= DIRECTIONS FOR THIS TASK =
Repeat, line for line, the entries printed below.

[START EXTRACTED MATERIAL]

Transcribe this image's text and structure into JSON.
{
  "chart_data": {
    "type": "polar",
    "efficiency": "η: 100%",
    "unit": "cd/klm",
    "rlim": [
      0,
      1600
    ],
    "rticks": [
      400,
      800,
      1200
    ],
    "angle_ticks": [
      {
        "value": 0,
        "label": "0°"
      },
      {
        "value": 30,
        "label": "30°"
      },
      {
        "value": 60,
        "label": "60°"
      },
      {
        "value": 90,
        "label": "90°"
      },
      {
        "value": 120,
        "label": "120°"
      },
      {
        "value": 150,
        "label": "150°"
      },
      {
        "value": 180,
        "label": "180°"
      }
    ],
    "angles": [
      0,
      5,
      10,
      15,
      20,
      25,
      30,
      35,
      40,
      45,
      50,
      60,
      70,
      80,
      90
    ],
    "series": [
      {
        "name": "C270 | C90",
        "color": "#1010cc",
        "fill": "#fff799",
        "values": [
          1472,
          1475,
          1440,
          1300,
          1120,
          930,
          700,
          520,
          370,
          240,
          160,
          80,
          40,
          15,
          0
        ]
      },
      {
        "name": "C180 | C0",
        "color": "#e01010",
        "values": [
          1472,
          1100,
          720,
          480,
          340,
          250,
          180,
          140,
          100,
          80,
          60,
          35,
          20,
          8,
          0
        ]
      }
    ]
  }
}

[END EXTRACTED MATERIAL]

= RESPONSE FOR THIS EXERCISE =
Transcribe this image's text and structure into JSON.
{
  "chart_data": {
    "type": "polar",
    "efficiency": "η: 100%",
    "unit": "cd/klm",
    "rlim": [
      0,
      1600
    ],
    "rticks": [
      400,
      800,
      1200
    ],
    "angle_ticks": [
      {
        "value": 0,
        "label": "0°"
      },
      {
        "value": 30,
        "label": "30°"
      },
      {
        "value": 60,
        "label": "60°"
      },
      {
        "value": 90,
        "label": "90°"
      },
      {
        "value": 120,
        "label": "120°"
      },
      {
        "value": 150,
        "label": "150°"
      },
      {
        "value": 180,
        "label": "180°"
      }
    ],
    "angles": [
      0,
      5,
      10,
      15,
      20,
      25,
      30,
      35,
      40,
      45,
      50,
      60,
      70,
      80,
      90
    ],
    "series": [
      {
        "name": "C270 | C90",
        "color": "#1010cc",
        "fill": "#fff799",
        "values": [
          1472,
          1475,
          1440,
          1300,
          1120,
          930,
          700,
          520,
          370,
          240,
          160,
          80,
          40,
          15,
          0
        ]
      },
      {
        "name": "C180 | C0",
        "color": "#e01010",
        "values": [
          1472,
          1100,
          720,
          480,
          340,
          250,
          180,
          140,
          100,
          80,
          60,
          35,
          20,
          8,
          0
        ]
      }
    ]
  }
}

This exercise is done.